[Start of ENTRIES SHOWN]

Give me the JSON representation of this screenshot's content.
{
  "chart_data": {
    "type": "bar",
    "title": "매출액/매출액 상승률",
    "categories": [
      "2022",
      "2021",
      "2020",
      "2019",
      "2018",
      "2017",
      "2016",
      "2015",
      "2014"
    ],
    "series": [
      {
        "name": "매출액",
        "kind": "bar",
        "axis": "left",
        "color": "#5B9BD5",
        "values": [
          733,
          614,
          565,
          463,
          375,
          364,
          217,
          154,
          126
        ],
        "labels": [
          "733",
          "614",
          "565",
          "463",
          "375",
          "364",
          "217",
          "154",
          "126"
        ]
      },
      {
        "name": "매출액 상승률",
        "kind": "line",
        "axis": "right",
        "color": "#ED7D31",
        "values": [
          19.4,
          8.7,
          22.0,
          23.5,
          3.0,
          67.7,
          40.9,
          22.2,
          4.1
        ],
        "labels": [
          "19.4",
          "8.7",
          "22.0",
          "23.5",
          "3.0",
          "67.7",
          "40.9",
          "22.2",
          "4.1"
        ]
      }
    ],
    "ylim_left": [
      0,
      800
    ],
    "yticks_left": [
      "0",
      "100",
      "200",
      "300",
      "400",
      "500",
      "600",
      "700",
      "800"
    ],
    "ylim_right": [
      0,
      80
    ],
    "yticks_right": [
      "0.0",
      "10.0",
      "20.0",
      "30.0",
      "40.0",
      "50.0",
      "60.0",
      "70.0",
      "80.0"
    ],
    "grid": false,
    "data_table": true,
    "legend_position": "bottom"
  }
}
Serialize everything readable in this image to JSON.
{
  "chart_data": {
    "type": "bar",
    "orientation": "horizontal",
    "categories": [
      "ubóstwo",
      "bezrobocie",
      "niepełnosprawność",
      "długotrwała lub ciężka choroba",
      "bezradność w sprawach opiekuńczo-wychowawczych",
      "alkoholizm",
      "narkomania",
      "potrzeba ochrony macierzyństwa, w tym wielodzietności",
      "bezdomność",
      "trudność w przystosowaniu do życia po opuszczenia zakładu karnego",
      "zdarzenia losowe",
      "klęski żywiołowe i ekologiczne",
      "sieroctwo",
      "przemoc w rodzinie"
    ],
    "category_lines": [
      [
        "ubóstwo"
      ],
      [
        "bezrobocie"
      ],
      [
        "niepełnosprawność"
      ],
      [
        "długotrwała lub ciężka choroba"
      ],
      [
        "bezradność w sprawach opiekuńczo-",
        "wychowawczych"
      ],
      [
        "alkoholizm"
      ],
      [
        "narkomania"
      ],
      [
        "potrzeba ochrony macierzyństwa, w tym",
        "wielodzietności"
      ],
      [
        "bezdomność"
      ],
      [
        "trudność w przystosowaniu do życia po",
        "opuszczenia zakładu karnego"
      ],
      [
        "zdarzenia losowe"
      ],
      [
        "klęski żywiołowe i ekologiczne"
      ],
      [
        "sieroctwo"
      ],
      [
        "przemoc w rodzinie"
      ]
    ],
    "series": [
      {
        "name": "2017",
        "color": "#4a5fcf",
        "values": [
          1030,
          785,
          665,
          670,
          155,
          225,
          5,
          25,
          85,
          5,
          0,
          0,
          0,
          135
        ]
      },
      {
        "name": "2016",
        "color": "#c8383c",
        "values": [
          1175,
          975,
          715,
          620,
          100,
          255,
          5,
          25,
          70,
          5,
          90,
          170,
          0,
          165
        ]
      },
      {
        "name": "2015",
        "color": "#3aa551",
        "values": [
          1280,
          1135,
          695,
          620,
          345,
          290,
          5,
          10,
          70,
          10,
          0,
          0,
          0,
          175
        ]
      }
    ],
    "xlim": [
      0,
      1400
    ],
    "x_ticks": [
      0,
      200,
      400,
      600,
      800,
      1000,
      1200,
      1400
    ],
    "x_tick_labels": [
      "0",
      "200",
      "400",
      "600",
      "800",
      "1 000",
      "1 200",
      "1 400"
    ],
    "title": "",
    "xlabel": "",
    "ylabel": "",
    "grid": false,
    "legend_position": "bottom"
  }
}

[End of ENTRIES SHOWN]

* _OBJECTIVE_
Tally the lines of the records holding the word "niepełnosprawność", then state only the tally.

* _RESULT FOR THIS TASK_
2